* Begin *

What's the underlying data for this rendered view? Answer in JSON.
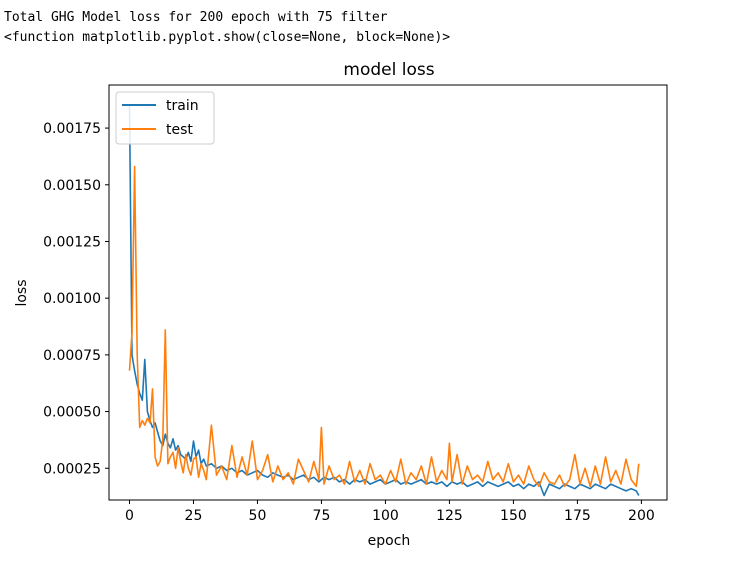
{
  "output": {
    "line1": "Total GHG Model loss for 200 epoch with 75 filter",
    "line2": "<function matplotlib.pyplot.show(close=None, block=None)>"
  },
  "chart_data": {
    "type": "line",
    "title": "model loss",
    "xlabel": "epoch",
    "ylabel": "loss",
    "xlim": [
      -8,
      210
    ],
    "ylim": [
      0.00011,
      0.00194
    ],
    "xticks": [
      0,
      25,
      50,
      75,
      100,
      125,
      150,
      175,
      200
    ],
    "xtick_labels": [
      "0",
      "25",
      "50",
      "75",
      "100",
      "125",
      "150",
      "175",
      "200"
    ],
    "yticks": [
      0.00025,
      0.0005,
      0.00075,
      0.001,
      0.00125,
      0.0015,
      0.00175
    ],
    "ytick_labels": [
      "0.00025",
      "0.00050",
      "0.00075",
      "0.00100",
      "0.00125",
      "0.00150",
      "0.00175"
    ],
    "legend_position": "upper left",
    "grid": false,
    "series": [
      {
        "name": "train",
        "color": "#1f77b4",
        "x": [
          0,
          1,
          2,
          3,
          4,
          5,
          6,
          7,
          8,
          9,
          10,
          11,
          12,
          13,
          14,
          15,
          16,
          17,
          18,
          19,
          20,
          21,
          22,
          23,
          24,
          25,
          26,
          27,
          28,
          29,
          30,
          32,
          34,
          36,
          38,
          40,
          42,
          44,
          46,
          48,
          50,
          52,
          54,
          56,
          58,
          60,
          62,
          64,
          66,
          68,
          70,
          72,
          74,
          76,
          78,
          80,
          82,
          84,
          86,
          88,
          90,
          92,
          94,
          96,
          98,
          100,
          102,
          104,
          106,
          108,
          110,
          112,
          114,
          116,
          118,
          120,
          122,
          124,
          126,
          128,
          130,
          132,
          134,
          136,
          138,
          140,
          142,
          144,
          146,
          148,
          150,
          152,
          154,
          156,
          158,
          160,
          162,
          164,
          166,
          168,
          170,
          172,
          174,
          176,
          178,
          180,
          182,
          184,
          186,
          188,
          190,
          192,
          194,
          196,
          198,
          199
        ],
        "y": [
          0.00185,
          0.00075,
          0.00068,
          0.00062,
          0.00058,
          0.00055,
          0.00073,
          0.0005,
          0.00046,
          0.00043,
          0.00045,
          0.00041,
          0.00037,
          0.00035,
          0.0004,
          0.00036,
          0.00034,
          0.00038,
          0.00033,
          0.00035,
          0.00031,
          0.0003,
          0.00029,
          0.00032,
          0.00028,
          0.00037,
          0.0003,
          0.00033,
          0.00027,
          0.00029,
          0.00026,
          0.00027,
          0.00025,
          0.00026,
          0.00024,
          0.00025,
          0.00023,
          0.00024,
          0.00022,
          0.00023,
          0.00024,
          0.00022,
          0.00021,
          0.00023,
          0.00022,
          0.00021,
          0.00022,
          0.0002,
          0.00021,
          0.00022,
          0.0002,
          0.00021,
          0.00019,
          0.00021,
          0.0002,
          0.00021,
          0.00019,
          0.0002,
          0.00018,
          0.0002,
          0.00019,
          0.0002,
          0.00018,
          0.00019,
          0.0002,
          0.00018,
          0.00019,
          0.0002,
          0.00018,
          0.00019,
          0.00018,
          0.00019,
          0.0002,
          0.00018,
          0.00019,
          0.00018,
          0.00019,
          0.00017,
          0.00019,
          0.00018,
          0.00019,
          0.00017,
          0.00018,
          0.00019,
          0.00017,
          0.00019,
          0.00018,
          0.00017,
          0.00018,
          0.00019,
          0.00017,
          0.00018,
          0.00016,
          0.00018,
          0.00017,
          0.00019,
          0.00013,
          0.00018,
          0.00017,
          0.00016,
          0.00018,
          0.00017,
          0.00016,
          0.00018,
          0.00017,
          0.00016,
          0.00018,
          0.00017,
          0.00016,
          0.00018,
          0.00017,
          0.00016,
          0.00015,
          0.00016,
          0.00015,
          0.00013
        ]
      },
      {
        "name": "test",
        "color": "#ff7f0e",
        "x": [
          0,
          1,
          2,
          3,
          4,
          5,
          6,
          7,
          8,
          9,
          10,
          11,
          12,
          13,
          14,
          15,
          16,
          17,
          18,
          19,
          20,
          21,
          22,
          23,
          24,
          25,
          26,
          27,
          28,
          29,
          30,
          32,
          34,
          36,
          38,
          40,
          42,
          44,
          46,
          48,
          50,
          52,
          54,
          56,
          58,
          60,
          62,
          64,
          66,
          68,
          70,
          72,
          74,
          75,
          76,
          78,
          80,
          82,
          84,
          86,
          88,
          90,
          92,
          94,
          96,
          98,
          100,
          102,
          104,
          106,
          108,
          110,
          112,
          114,
          116,
          118,
          120,
          122,
          124,
          125,
          126,
          128,
          130,
          132,
          134,
          136,
          138,
          140,
          142,
          144,
          146,
          148,
          150,
          152,
          154,
          156,
          158,
          160,
          162,
          164,
          166,
          168,
          170,
          172,
          174,
          176,
          178,
          180,
          182,
          184,
          186,
          188,
          190,
          192,
          194,
          196,
          198,
          199
        ],
        "y": [
          0.00068,
          0.00085,
          0.00158,
          0.00075,
          0.00043,
          0.00046,
          0.00044,
          0.00047,
          0.00045,
          0.0006,
          0.0003,
          0.00026,
          0.00028,
          0.00038,
          0.00086,
          0.00027,
          0.0003,
          0.00032,
          0.00025,
          0.00034,
          0.00028,
          0.00023,
          0.00031,
          0.00025,
          0.00022,
          0.00029,
          0.0003,
          0.00021,
          0.00027,
          0.00024,
          0.0002,
          0.00044,
          0.00022,
          0.00026,
          0.0002,
          0.00035,
          0.00021,
          0.0003,
          0.00022,
          0.00037,
          0.0002,
          0.00024,
          0.00031,
          0.00019,
          0.00026,
          0.0002,
          0.00023,
          0.00018,
          0.00029,
          0.00024,
          0.00019,
          0.00028,
          0.0002,
          0.00043,
          0.00018,
          0.00026,
          0.0002,
          0.00022,
          0.00018,
          0.00028,
          0.00019,
          0.00024,
          0.00018,
          0.00027,
          0.0002,
          0.00022,
          0.00018,
          0.00024,
          0.00019,
          0.00029,
          0.00018,
          0.00023,
          0.0002,
          0.00026,
          0.00018,
          0.0003,
          0.00019,
          0.00024,
          0.0002,
          0.00036,
          0.00019,
          0.00031,
          0.00018,
          0.00026,
          0.0002,
          0.00022,
          0.00019,
          0.00028,
          0.0002,
          0.00023,
          0.00019,
          0.00027,
          0.00019,
          0.00022,
          0.00018,
          0.00026,
          0.0002,
          0.00017,
          0.00023,
          0.00019,
          0.00018,
          0.00022,
          0.00017,
          0.0002,
          0.00031,
          0.00018,
          0.00025,
          0.00017,
          0.00026,
          0.00018,
          0.0003,
          0.00019,
          0.00024,
          0.00018,
          0.00029,
          0.0002,
          0.00017,
          0.00027
        ]
      }
    ]
  }
}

* End *

Pictures are excluded; output everything else in the data verbatim.

- Written answer -
What's the underlying data for this rendered view? Answer in JSON.
{
  "output": {
    "line1": "Total GHG Model loss for 200 epoch with 75 filter",
    "line2": "<function matplotlib.pyplot.show(close=None, block=None)>"
  },
  "chart_data": {
    "type": "line",
    "title": "model loss",
    "xlabel": "epoch",
    "ylabel": "loss",
    "xlim": [
      -8,
      210
    ],
    "ylim": [
      0.00011,
      0.00194
    ],
    "xticks": [
      0,
      25,
      50,
      75,
      100,
      125,
      150,
      175,
      200
    ],
    "xtick_labels": [
      "0",
      "25",
      "50",
      "75",
      "100",
      "125",
      "150",
      "175",
      "200"
    ],
    "yticks": [
      0.00025,
      0.0005,
      0.00075,
      0.001,
      0.00125,
      0.0015,
      0.00175
    ],
    "ytick_labels": [
      "0.00025",
      "0.00050",
      "0.00075",
      "0.00100",
      "0.00125",
      "0.00150",
      "0.00175"
    ],
    "legend_position": "upper left",
    "grid": false,
    "series": [
      {
        "name": "train",
        "color": "#1f77b4",
        "x": [
          0,
          1,
          2,
          3,
          4,
          5,
          6,
          7,
          8,
          9,
          10,
          11,
          12,
          13,
          14,
          15,
          16,
          17,
          18,
          19,
          20,
          21,
          22,
          23,
          24,
          25,
          26,
          27,
          28,
          29,
          30,
          32,
          34,
          36,
          38,
          40,
          42,
          44,
          46,
          48,
          50,
          52,
          54,
          56,
          58,
          60,
          62,
          64,
          66,
          68,
          70,
          72,
          74,
          76,
          78,
          80,
          82,
          84,
          86,
          88,
          90,
          92,
          94,
          96,
          98,
          100,
          102,
          104,
          106,
          108,
          110,
          112,
          114,
          116,
          118,
          120,
          122,
          124,
          126,
          128,
          130,
          132,
          134,
          136,
          138,
          140,
          142,
          144,
          146,
          148,
          150,
          152,
          154,
          156,
          158,
          160,
          162,
          164,
          166,
          168,
          170,
          172,
          174,
          176,
          178,
          180,
          182,
          184,
          186,
          188,
          190,
          192,
          194,
          196,
          198,
          199
        ],
        "y": [
          0.00185,
          0.00075,
          0.00068,
          0.00062,
          0.00058,
          0.00055,
          0.00073,
          0.0005,
          0.00046,
          0.00043,
          0.00045,
          0.00041,
          0.00037,
          0.00035,
          0.0004,
          0.00036,
          0.00034,
          0.00038,
          0.00033,
          0.00035,
          0.00031,
          0.0003,
          0.00029,
          0.00032,
          0.00028,
          0.00037,
          0.0003,
          0.00033,
          0.00027,
          0.00029,
          0.00026,
          0.00027,
          0.00025,
          0.00026,
          0.00024,
          0.00025,
          0.00023,
          0.00024,
          0.00022,
          0.00023,
          0.00024,
          0.00022,
          0.00021,
          0.00023,
          0.00022,
          0.00021,
          0.00022,
          0.0002,
          0.00021,
          0.00022,
          0.0002,
          0.00021,
          0.00019,
          0.00021,
          0.0002,
          0.00021,
          0.00019,
          0.0002,
          0.00018,
          0.0002,
          0.00019,
          0.0002,
          0.00018,
          0.00019,
          0.0002,
          0.00018,
          0.00019,
          0.0002,
          0.00018,
          0.00019,
          0.00018,
          0.00019,
          0.0002,
          0.00018,
          0.00019,
          0.00018,
          0.00019,
          0.00017,
          0.00019,
          0.00018,
          0.00019,
          0.00017,
          0.00018,
          0.00019,
          0.00017,
          0.00019,
          0.00018,
          0.00017,
          0.00018,
          0.00019,
          0.00017,
          0.00018,
          0.00016,
          0.00018,
          0.00017,
          0.00019,
          0.00013,
          0.00018,
          0.00017,
          0.00016,
          0.00018,
          0.00017,
          0.00016,
          0.00018,
          0.00017,
          0.00016,
          0.00018,
          0.00017,
          0.00016,
          0.00018,
          0.00017,
          0.00016,
          0.00015,
          0.00016,
          0.00015,
          0.00013
        ]
      },
      {
        "name": "test",
        "color": "#ff7f0e",
        "x": [
          0,
          1,
          2,
          3,
          4,
          5,
          6,
          7,
          8,
          9,
          10,
          11,
          12,
          13,
          14,
          15,
          16,
          17,
          18,
          19,
          20,
          21,
          22,
          23,
          24,
          25,
          26,
          27,
          28,
          29,
          30,
          32,
          34,
          36,
          38,
          40,
          42,
          44,
          46,
          48,
          50,
          52,
          54,
          56,
          58,
          60,
          62,
          64,
          66,
          68,
          70,
          72,
          74,
          75,
          76,
          78,
          80,
          82,
          84,
          86,
          88,
          90,
          92,
          94,
          96,
          98,
          100,
          102,
          104,
          106,
          108,
          110,
          112,
          114,
          116,
          118,
          120,
          122,
          124,
          125,
          126,
          128,
          130,
          132,
          134,
          136,
          138,
          140,
          142,
          144,
          146,
          148,
          150,
          152,
          154,
          156,
          158,
          160,
          162,
          164,
          166,
          168,
          170,
          172,
          174,
          176,
          178,
          180,
          182,
          184,
          186,
          188,
          190,
          192,
          194,
          196,
          198,
          199
        ],
        "y": [
          0.00068,
          0.00085,
          0.00158,
          0.00075,
          0.00043,
          0.00046,
          0.00044,
          0.00047,
          0.00045,
          0.0006,
          0.0003,
          0.00026,
          0.00028,
          0.00038,
          0.00086,
          0.00027,
          0.0003,
          0.00032,
          0.00025,
          0.00034,
          0.00028,
          0.00023,
          0.00031,
          0.00025,
          0.00022,
          0.00029,
          0.0003,
          0.00021,
          0.00027,
          0.00024,
          0.0002,
          0.00044,
          0.00022,
          0.00026,
          0.0002,
          0.00035,
          0.00021,
          0.0003,
          0.00022,
          0.00037,
          0.0002,
          0.00024,
          0.00031,
          0.00019,
          0.00026,
          0.0002,
          0.00023,
          0.00018,
          0.00029,
          0.00024,
          0.00019,
          0.00028,
          0.0002,
          0.00043,
          0.00018,
          0.00026,
          0.0002,
          0.00022,
          0.00018,
          0.00028,
          0.00019,
          0.00024,
          0.00018,
          0.00027,
          0.0002,
          0.00022,
          0.00018,
          0.00024,
          0.00019,
          0.00029,
          0.00018,
          0.00023,
          0.0002,
          0.00026,
          0.00018,
          0.0003,
          0.00019,
          0.00024,
          0.0002,
          0.00036,
          0.00019,
          0.00031,
          0.00018,
          0.00026,
          0.0002,
          0.00022,
          0.00019,
          0.00028,
          0.0002,
          0.00023,
          0.00019,
          0.00027,
          0.00019,
          0.00022,
          0.00018,
          0.00026,
          0.0002,
          0.00017,
          0.00023,
          0.00019,
          0.00018,
          0.00022,
          0.00017,
          0.0002,
          0.00031,
          0.00018,
          0.00025,
          0.00017,
          0.00026,
          0.00018,
          0.0003,
          0.00019,
          0.00024,
          0.00018,
          0.00029,
          0.0002,
          0.00017,
          0.00027
        ]
      }
    ]
  }
}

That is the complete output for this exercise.